_WHAT IS NEEDED_
Go through the records line by line and work out how many lines hold the word "NaOCl". Answer with the number only.
:: EXTRACTED DATA ::
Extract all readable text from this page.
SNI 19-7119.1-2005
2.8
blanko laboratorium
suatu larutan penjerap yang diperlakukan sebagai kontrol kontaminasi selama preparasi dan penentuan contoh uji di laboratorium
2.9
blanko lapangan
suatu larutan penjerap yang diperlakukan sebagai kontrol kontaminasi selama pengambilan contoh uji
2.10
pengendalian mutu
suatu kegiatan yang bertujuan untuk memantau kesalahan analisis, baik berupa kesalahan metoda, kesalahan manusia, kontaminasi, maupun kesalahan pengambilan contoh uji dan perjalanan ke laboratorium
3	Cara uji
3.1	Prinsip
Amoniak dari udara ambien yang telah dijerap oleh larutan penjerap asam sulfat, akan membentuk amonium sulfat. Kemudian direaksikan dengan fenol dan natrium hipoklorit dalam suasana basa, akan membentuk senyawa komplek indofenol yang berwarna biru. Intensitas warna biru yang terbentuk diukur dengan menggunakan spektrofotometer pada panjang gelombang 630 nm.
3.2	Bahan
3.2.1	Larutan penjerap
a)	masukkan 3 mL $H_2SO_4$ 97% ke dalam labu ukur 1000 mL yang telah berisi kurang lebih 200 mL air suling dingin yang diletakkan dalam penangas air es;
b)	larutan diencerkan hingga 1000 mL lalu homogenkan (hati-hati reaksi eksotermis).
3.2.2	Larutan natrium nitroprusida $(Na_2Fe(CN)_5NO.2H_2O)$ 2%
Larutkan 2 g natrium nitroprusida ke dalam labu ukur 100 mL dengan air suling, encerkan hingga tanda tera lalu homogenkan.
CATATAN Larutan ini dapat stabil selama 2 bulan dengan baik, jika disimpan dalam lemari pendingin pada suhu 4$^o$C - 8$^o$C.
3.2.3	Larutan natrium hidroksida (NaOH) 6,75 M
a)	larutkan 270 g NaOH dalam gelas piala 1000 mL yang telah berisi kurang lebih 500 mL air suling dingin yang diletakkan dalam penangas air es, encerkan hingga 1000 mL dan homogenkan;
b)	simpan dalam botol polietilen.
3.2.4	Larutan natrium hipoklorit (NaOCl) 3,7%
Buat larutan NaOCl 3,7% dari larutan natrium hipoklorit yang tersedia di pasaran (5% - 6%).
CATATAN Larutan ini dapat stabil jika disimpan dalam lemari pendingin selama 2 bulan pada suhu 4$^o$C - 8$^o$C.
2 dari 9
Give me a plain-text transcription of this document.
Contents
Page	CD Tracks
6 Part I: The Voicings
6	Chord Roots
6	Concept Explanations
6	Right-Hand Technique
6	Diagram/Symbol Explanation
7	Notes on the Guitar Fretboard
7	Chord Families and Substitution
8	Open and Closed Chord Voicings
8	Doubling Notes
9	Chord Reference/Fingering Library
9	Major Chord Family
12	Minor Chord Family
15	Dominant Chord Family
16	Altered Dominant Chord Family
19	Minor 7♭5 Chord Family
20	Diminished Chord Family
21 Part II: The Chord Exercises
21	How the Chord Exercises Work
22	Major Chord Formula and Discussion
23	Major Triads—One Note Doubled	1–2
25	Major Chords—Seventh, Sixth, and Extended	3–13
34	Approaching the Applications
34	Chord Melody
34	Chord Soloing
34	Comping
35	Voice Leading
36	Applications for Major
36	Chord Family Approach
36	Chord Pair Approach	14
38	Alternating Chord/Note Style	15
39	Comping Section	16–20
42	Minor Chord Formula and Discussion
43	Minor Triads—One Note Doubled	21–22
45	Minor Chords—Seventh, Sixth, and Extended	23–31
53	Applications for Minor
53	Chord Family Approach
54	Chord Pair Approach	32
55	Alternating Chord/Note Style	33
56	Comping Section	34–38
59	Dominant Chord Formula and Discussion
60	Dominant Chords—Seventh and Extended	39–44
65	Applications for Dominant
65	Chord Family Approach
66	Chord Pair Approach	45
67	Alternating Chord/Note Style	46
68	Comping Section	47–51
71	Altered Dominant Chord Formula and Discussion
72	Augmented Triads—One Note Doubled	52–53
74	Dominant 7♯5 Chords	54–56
:::
_RESPONSE BELOW_
2